RECORDS SUPPLIED —
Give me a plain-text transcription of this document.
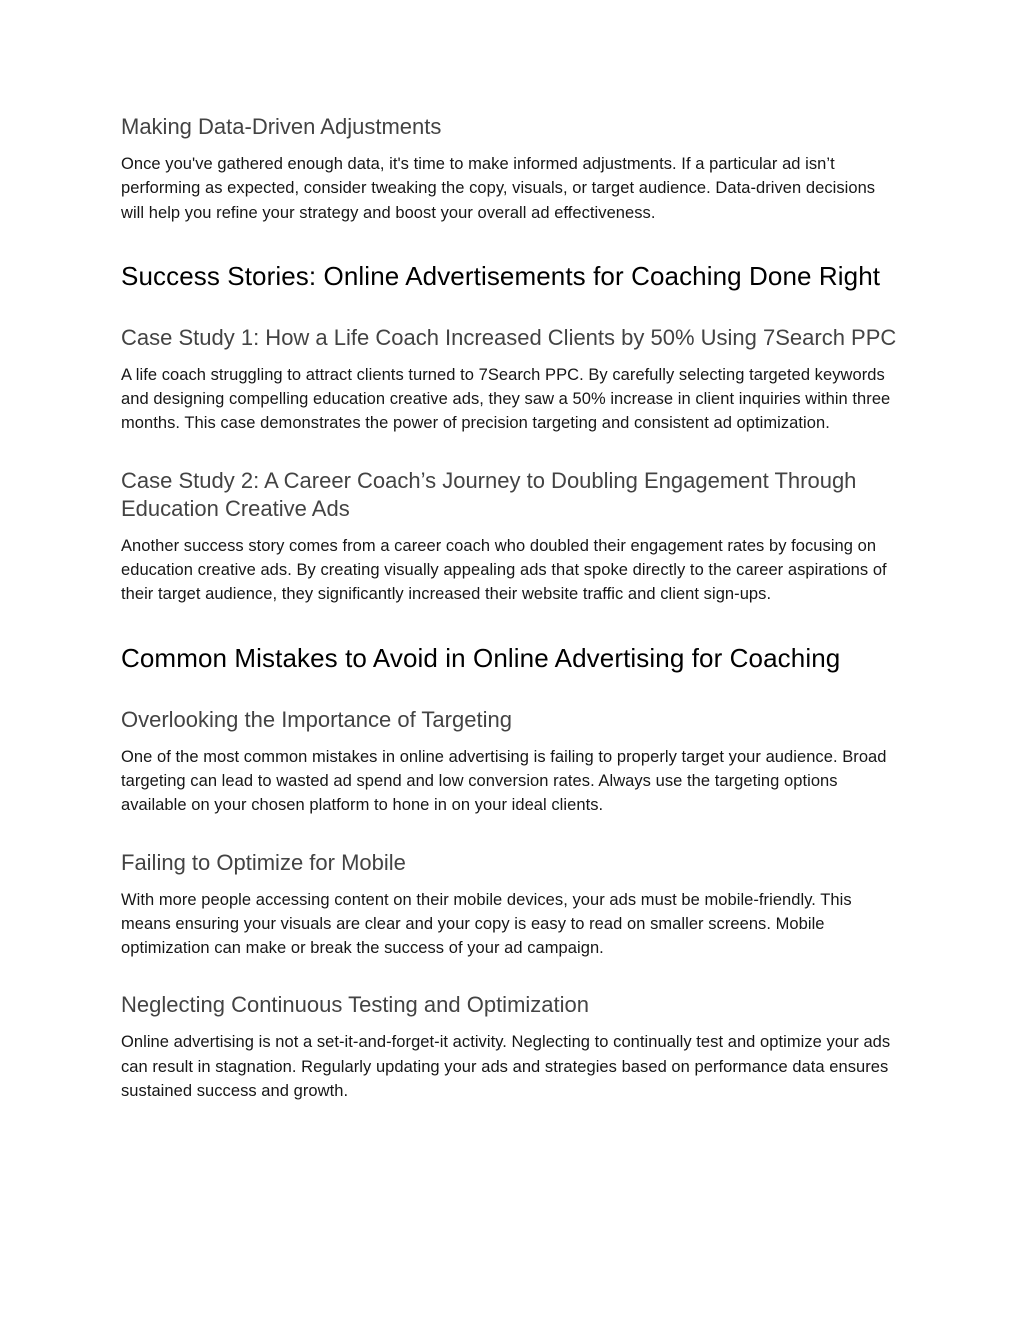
Making Data-Driven Adjustments

Once you've gathered enough data, it's time to make informed adjustments. If a particular ad isn’t performing as expected, consider tweaking the copy, visuals, or target audience. Data-driven decisions will help you refine your strategy and boost your overall ad effectiveness.

Success Stories: Online Advertisements for Coaching Done Right
Case Study 1: How a Life Coach Increased Clients by 50% Using 7Search PPC

A life coach struggling to attract clients turned to 7Search PPC. By carefully selecting targeted keywords and designing compelling education creative ads, they saw a 50% increase in client inquiries within three months. This case demonstrates the power of precision targeting and consistent ad optimization.

Case Study 2: A Career Coach’s Journey to Doubling Engagement Through Education Creative Ads

Another success story comes from a career coach who doubled their engagement rates by focusing on education creative ads. By creating visually appealing ads that spoke directly to the career aspirations of their target audience, they significantly increased their website traffic and client sign-ups.

Common Mistakes to Avoid in Online Advertising for Coaching
Overlooking the Importance of Targeting

One of the most common mistakes in online advertising is failing to properly target your audience. Broad targeting can lead to wasted ad spend and low conversion rates. Always use the targeting options available on your chosen platform to hone in on your ideal clients.

Failing to Optimize for Mobile

With more people accessing content on their mobile devices, your ads must be mobile-friendly. This means ensuring your visuals are clear and your copy is easy to read on smaller screens. Mobile optimization can make or break the success of your ad campaign.

Neglecting Continuous Testing and Optimization

Online advertising is not a set-it-and-forget-it activity. Neglecting to continually test and optimize your ads can result in stagnation. Regularly updating your ads and strategies based on performance data ensures sustained success and growth.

TASK PROMPT — In the data above, count the lines where the word "Neglecting" appears; reply with the number only.

TASK OUTPUT — 2